Esattamente 52 anni fa, il 5 luglio 1974, moriva a Bagheria l’unico cane che io abbia mai avuto in vita mia. In realtà era una femmina, un bastardino di mastino napoletano che mio padre, insigne musicologo, aveva battezzato “Wally” (pronuncia francese “Vallì” con l’accento sulla “i”) dal titolo dell’omonima opera lirica di Alfredo Catalani (1892).
Quando, alla fine degli anni Sessanta, fu costruita la palazzina nella circonvallazione di Bagheria che sarebbe diventata in seguito la nostra abitazione, gli zii che andarono ad abitarvi per primi sentirono la mancanza di un cane da guardia; c’era infatti un giardino tutto intorno all’edificio e a quei tempi la strada era molto solitaria.
Basti dire che la nostra, quella di mio cugino Pietro Maggiore e quella del dott. Martorana furono le prime tre palazzine di questa strada, chiamata poi “Via Papa Giovanni XXIII” per un’imperiosa decisione di Pietro, che un giorno scrisse a mano e piantò un segnale stradale con questo nome, precedendo, scavalcando e ispirando il Comune di Bagheria.

Il cane da guardia fu fornito da Pietro allorché il suo terribile mastino Taba generò quattro cuccioli, i primi tre dei quali furono icasticamente chiamati Ricky, Ula e Dean; la quarta cucciola fu regalata agli zii e arrivò piccolissima nel nostro giardino nell’estate del 1968.
Io avevo allora 14 anni, non avevo mai avuto un cane (né mai più ne ho avuti in seguito); e quando venimmo in Sicilia da Genova per le vacanze estive fui perplesso, incuriosito e poi affascinato dalla simpaticissima cucciola, che scorrazzava felice per il giardino giocando con i gatti che a loro volta costituivano il piccolo zoo di casa.
-=-=-
Puoi ripetere parola per parola l'intero testo sulla cagnolina Wally? I record non hanno alcun ruolo in questo lavoro.
-=-=-
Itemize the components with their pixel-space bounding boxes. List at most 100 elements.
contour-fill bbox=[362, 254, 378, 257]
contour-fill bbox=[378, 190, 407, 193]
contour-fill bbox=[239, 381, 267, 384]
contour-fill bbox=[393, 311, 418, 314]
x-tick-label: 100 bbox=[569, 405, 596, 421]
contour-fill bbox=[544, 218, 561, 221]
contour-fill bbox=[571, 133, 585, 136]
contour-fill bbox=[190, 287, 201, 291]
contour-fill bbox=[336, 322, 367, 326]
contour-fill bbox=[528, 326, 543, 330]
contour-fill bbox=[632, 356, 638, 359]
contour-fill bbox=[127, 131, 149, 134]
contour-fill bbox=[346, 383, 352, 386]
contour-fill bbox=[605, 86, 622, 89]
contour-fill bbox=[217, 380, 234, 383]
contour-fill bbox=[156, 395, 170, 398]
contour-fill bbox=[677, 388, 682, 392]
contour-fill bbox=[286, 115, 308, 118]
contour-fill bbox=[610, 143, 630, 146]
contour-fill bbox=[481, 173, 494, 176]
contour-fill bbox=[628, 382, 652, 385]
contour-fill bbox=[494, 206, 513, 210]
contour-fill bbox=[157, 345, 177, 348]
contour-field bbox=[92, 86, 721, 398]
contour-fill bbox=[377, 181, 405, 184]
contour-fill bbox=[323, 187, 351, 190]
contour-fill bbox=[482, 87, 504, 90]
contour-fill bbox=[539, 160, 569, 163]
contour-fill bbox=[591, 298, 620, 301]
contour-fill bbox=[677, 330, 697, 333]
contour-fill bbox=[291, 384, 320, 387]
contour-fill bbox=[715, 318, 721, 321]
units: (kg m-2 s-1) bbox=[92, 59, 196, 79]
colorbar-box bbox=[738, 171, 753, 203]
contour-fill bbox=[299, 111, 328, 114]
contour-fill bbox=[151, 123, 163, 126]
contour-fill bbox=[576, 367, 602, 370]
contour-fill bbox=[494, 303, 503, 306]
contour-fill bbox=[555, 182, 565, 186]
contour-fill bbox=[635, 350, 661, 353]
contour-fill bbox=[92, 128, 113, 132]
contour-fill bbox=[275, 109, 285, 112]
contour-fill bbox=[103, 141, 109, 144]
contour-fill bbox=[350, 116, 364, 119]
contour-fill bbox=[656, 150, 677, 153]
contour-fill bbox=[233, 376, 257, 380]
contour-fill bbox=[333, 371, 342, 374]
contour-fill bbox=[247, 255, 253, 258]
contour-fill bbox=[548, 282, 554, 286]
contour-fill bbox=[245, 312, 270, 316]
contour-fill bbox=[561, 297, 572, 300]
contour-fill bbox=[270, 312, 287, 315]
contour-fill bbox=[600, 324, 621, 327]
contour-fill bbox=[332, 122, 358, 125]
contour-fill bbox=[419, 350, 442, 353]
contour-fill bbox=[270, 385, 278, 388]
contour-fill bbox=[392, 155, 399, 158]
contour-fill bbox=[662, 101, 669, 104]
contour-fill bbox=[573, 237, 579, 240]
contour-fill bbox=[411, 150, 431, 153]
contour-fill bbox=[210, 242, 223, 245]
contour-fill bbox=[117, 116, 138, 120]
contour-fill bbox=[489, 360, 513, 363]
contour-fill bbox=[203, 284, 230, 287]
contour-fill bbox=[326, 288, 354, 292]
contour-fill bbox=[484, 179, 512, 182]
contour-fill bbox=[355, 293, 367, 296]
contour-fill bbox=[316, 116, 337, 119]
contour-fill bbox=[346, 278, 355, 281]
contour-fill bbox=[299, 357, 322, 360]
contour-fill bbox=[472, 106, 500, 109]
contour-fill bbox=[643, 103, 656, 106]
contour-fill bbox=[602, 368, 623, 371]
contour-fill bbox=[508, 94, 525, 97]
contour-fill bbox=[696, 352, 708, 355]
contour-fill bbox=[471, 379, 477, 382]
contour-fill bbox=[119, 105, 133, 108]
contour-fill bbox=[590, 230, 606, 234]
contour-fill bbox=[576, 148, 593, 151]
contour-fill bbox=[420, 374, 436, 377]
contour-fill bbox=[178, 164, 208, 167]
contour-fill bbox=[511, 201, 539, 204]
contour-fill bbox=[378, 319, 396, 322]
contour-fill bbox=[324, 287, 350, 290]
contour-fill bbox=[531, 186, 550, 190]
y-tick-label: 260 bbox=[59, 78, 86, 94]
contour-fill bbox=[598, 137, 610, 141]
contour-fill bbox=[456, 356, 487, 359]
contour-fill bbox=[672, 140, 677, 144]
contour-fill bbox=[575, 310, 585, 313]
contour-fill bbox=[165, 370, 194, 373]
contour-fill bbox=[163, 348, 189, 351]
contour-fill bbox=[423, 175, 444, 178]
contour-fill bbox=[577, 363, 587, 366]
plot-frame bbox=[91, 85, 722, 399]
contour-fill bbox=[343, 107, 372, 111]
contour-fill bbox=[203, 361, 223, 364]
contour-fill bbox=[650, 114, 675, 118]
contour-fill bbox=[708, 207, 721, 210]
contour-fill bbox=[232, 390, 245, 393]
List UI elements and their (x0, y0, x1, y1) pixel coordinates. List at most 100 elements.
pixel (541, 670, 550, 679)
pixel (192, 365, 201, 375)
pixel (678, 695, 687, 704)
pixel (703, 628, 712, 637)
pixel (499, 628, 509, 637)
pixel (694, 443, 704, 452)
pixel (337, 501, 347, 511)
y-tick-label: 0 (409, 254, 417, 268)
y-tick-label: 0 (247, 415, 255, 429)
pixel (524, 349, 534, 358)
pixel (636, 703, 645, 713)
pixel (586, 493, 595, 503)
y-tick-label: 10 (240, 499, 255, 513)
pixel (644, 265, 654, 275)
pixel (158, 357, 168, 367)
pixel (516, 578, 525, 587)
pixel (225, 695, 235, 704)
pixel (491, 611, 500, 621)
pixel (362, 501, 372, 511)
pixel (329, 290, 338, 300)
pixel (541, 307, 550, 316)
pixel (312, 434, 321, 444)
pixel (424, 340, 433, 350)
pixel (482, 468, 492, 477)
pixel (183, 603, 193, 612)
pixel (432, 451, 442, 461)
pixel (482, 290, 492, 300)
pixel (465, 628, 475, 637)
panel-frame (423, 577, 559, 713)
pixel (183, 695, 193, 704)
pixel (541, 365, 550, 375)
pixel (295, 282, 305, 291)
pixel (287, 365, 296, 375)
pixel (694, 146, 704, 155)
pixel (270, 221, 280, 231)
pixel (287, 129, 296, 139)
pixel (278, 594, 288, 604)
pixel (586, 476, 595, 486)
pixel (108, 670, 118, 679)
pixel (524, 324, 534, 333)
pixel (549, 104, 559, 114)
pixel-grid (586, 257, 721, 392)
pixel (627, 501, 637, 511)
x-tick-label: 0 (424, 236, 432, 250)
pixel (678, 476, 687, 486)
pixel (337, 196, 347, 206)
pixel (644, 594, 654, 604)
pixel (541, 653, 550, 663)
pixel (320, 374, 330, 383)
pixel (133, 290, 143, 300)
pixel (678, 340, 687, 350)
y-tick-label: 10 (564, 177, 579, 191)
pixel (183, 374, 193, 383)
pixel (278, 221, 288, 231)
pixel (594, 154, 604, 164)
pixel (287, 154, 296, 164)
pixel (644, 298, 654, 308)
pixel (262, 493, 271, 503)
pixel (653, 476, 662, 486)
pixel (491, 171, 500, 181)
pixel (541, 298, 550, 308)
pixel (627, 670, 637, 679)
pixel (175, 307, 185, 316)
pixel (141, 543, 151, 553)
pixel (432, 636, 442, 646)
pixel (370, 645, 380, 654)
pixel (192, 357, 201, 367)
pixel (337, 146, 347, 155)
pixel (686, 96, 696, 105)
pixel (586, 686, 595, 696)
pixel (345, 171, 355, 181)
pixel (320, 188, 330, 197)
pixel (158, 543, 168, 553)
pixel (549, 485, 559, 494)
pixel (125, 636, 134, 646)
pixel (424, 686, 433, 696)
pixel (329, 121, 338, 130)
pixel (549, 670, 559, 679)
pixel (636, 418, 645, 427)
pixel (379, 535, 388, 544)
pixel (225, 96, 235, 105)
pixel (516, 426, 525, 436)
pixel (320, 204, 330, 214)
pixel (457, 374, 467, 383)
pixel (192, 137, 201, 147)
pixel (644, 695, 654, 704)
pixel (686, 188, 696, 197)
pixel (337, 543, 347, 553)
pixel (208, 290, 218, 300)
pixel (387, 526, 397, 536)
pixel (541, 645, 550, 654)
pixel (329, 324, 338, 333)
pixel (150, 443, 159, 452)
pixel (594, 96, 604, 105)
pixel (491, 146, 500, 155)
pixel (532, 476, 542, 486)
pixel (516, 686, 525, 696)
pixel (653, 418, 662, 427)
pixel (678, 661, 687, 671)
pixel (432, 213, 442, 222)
-=-=-
# Spazio risposta
Esattamente 52 anni fa, il 5 luglio 1974, moriva a Bagheria l’unico cane che io abbia mai avuto in vita mia. In realtà era una femmina, un bastardino di mastino napoletano che mio padre, insigne musicologo, aveva battezzato “Wally” (pronuncia francese “Vallì” con l’accento sulla “i”) dal titolo dell’omonima opera lirica di Alfredo Catalani (1892).
Quando, alla fine degli anni Sessanta, fu costruita la palazzina nella circonvallazione di Bagheria che sarebbe diventata in seguito la nostra abitazione, gli zii che andarono ad abitarvi per primi sentirono la mancanza di un cane da guardia; c’era infatti un giardino tutto intorno all’edificio e a quei tempi la strada era molto solitaria.
Basti dire che la nostra, quella di mio cugino Pietro Maggiore e quella del dott. Martorana furono le prime tre palazzine di questa strada, chiamata poi “Via Papa Giovanni XXIII” per un’imperiosa decisione di Pietro, che un giorno scrisse a mano e piantò un segnale stradale con questo nome, precedendo, scavalcando e ispirando il Comune di Bagheria.

Il cane da guardia fu fornito da Pietro allorché il suo terribile mastino Taba generò quattro cuccioli, i primi tre dei quali furono icasticamente chiamati Ricky, Ula e Dean; la quarta cucciola fu regalata agli zii e arrivò piccolissima nel nostro giardino nell’estate del 1968.
Io avevo allora 14 anni, non avevo mai avuto un cane (né mai più ne ho avuti in seguito); e quando venimmo in Sicilia da Genova per le vacanze estive fui perplesso, incuriosito e poi affascinato dalla simpaticissima cucciola, che scorrazzava felice per il giardino giocando con i gatti che a loro volta costituivano il piccolo zoo di casa.